### EXERCISE BRIEF:
Within this material, how many lines have the string "Accum" in them? The answer is a number, with nothing added.
══ STORED RECORDS ══
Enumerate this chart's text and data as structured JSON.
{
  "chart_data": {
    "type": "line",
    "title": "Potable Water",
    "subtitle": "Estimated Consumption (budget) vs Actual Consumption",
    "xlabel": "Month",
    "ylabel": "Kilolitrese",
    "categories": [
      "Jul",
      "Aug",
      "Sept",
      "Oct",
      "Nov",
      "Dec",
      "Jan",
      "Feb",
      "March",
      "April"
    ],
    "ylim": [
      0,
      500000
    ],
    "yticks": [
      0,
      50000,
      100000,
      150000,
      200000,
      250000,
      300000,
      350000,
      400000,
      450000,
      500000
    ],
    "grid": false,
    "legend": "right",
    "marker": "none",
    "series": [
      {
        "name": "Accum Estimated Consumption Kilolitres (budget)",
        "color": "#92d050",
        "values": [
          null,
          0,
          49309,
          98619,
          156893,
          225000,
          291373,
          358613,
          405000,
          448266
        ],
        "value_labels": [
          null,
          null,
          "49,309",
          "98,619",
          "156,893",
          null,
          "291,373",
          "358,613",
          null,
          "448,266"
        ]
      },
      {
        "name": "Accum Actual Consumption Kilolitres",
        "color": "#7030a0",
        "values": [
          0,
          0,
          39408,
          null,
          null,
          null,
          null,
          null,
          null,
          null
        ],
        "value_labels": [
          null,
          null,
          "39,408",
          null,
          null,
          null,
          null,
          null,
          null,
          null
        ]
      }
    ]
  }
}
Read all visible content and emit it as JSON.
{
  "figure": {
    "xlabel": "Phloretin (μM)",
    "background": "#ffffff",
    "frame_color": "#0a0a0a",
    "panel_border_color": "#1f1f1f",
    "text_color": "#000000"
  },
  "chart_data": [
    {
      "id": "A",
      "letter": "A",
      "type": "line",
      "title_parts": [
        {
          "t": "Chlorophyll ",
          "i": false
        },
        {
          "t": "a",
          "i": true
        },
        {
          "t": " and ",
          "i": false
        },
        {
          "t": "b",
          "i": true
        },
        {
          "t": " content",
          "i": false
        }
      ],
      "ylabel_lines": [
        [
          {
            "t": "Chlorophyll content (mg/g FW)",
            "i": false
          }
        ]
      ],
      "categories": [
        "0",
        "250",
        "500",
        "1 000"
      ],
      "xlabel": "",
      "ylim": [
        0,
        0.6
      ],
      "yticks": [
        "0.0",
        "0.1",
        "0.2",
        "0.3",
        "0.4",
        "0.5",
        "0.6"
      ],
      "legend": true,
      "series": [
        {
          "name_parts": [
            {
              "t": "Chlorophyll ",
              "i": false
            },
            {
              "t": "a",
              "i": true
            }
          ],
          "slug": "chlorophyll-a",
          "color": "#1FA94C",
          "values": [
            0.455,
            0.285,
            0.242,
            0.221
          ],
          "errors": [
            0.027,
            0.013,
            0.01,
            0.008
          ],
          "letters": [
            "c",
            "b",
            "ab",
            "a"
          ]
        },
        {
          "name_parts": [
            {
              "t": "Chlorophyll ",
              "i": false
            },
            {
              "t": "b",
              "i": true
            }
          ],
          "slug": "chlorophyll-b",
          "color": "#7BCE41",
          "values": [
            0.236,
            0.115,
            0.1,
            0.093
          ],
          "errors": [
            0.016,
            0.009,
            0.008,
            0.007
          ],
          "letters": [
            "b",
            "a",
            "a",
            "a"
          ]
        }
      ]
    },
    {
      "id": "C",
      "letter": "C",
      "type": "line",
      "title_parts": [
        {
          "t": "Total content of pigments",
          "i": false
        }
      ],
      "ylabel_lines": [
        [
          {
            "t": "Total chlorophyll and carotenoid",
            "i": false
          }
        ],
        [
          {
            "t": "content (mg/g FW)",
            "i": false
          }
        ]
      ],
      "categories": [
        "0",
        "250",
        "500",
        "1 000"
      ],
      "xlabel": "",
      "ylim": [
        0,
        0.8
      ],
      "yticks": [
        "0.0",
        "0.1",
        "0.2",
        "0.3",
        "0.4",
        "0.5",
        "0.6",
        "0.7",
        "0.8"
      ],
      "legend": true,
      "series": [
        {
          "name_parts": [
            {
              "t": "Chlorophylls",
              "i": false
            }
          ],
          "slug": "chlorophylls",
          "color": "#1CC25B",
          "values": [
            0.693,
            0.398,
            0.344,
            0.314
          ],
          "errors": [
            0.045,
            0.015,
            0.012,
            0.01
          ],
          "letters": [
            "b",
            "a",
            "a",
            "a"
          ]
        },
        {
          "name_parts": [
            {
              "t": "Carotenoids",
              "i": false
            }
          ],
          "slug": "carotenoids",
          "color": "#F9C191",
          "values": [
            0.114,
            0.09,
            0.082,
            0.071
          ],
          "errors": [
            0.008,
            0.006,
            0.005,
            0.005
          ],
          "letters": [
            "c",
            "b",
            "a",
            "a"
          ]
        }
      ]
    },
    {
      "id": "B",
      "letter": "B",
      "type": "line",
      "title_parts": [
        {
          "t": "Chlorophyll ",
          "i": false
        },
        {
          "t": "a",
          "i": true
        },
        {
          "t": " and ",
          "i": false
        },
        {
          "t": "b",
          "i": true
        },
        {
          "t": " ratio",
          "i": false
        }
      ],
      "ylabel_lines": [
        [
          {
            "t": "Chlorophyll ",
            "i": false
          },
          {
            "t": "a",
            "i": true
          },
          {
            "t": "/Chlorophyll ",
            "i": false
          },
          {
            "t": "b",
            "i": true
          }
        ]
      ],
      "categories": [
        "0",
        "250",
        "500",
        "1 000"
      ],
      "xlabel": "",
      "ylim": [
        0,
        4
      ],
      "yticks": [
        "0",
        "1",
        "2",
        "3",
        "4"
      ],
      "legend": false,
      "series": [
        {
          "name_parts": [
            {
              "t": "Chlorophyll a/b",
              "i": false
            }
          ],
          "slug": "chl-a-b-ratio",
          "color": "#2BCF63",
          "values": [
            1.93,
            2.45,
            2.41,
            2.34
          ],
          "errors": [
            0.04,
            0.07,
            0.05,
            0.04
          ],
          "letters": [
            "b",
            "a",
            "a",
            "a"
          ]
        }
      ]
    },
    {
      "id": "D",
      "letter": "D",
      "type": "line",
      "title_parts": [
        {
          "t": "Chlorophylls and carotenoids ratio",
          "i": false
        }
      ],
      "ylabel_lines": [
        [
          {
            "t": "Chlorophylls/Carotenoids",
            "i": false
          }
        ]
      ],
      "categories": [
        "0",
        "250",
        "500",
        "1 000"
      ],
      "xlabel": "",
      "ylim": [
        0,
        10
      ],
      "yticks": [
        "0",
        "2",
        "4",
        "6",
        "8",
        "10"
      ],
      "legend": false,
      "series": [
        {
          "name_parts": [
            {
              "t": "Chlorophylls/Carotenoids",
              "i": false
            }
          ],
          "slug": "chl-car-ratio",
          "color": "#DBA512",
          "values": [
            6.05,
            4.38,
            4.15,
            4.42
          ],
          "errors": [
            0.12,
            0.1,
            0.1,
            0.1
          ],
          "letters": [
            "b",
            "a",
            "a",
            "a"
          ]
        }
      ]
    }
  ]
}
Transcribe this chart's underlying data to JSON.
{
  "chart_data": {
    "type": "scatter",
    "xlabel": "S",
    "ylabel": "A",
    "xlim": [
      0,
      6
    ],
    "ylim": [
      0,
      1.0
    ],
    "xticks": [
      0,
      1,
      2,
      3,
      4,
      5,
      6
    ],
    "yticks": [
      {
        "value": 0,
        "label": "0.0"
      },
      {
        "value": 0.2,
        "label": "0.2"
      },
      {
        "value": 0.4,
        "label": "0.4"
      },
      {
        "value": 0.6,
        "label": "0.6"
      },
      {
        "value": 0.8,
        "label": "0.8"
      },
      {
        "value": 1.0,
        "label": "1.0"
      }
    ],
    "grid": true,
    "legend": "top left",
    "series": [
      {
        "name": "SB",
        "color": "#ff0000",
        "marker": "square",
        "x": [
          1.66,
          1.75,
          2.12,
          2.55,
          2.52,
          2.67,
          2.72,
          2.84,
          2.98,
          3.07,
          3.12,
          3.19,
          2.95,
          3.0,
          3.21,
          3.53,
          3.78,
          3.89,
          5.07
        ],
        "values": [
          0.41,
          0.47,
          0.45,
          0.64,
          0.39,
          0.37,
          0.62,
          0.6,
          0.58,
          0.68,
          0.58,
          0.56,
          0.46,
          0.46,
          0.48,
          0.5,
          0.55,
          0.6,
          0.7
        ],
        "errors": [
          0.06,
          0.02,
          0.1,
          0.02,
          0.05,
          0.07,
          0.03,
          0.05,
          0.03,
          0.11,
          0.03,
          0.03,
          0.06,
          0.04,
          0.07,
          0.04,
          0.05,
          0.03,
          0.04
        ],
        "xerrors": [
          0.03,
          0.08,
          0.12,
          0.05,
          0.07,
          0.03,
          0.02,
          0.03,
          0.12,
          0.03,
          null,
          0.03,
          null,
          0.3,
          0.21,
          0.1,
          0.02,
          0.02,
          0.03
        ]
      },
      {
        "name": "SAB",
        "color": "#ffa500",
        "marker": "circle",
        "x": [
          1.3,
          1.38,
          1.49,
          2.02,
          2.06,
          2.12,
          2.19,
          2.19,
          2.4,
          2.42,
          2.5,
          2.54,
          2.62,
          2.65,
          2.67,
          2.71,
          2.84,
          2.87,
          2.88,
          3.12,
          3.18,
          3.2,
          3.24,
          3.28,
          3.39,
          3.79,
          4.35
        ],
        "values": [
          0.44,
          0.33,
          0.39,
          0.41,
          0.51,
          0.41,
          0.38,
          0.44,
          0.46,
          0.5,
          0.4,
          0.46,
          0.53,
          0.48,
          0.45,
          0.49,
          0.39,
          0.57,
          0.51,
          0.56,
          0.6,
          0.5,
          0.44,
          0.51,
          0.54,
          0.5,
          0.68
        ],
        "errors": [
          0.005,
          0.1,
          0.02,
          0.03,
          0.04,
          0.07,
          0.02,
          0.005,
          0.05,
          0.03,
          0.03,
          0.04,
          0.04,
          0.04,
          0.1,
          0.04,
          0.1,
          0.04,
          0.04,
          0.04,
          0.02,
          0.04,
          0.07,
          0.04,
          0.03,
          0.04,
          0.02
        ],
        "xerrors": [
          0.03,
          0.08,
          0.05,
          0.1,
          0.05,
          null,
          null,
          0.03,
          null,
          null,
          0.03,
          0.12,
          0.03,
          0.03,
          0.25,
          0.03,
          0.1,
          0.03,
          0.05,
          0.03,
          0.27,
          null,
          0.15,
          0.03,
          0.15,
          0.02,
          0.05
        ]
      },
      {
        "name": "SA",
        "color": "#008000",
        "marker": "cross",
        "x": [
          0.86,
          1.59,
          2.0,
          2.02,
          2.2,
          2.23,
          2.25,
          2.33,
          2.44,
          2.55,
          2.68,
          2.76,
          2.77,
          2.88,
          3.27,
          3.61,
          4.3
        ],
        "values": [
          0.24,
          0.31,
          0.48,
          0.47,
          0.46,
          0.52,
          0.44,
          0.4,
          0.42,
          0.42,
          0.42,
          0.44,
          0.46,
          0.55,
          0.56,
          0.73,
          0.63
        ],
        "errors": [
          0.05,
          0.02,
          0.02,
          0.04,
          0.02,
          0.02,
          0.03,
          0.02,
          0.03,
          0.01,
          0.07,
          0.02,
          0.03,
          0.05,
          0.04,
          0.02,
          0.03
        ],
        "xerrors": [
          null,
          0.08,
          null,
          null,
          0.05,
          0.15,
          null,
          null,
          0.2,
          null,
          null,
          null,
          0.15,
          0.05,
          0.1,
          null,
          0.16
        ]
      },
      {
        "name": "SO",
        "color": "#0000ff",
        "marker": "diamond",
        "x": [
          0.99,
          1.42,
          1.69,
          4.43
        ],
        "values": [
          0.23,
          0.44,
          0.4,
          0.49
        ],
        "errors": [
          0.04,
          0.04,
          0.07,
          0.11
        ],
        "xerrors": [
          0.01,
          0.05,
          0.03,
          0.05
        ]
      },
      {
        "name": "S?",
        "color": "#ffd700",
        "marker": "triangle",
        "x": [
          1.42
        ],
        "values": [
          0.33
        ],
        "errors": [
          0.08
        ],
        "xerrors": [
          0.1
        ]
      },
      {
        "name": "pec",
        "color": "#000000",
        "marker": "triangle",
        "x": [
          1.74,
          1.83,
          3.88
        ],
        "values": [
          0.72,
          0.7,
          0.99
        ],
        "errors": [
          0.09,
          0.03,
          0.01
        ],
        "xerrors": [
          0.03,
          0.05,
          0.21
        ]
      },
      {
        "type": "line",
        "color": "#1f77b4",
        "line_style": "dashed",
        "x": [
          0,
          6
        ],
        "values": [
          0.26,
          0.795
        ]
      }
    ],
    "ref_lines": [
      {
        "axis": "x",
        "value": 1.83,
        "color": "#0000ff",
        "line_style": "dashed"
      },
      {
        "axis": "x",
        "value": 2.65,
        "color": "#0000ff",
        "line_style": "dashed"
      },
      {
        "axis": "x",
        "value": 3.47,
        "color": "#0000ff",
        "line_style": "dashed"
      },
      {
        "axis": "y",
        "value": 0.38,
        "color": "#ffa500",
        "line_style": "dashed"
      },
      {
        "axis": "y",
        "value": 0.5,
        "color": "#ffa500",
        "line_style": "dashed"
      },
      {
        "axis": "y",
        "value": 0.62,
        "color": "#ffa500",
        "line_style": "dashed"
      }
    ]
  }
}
═══
### EXERCISE OUTPUT:
2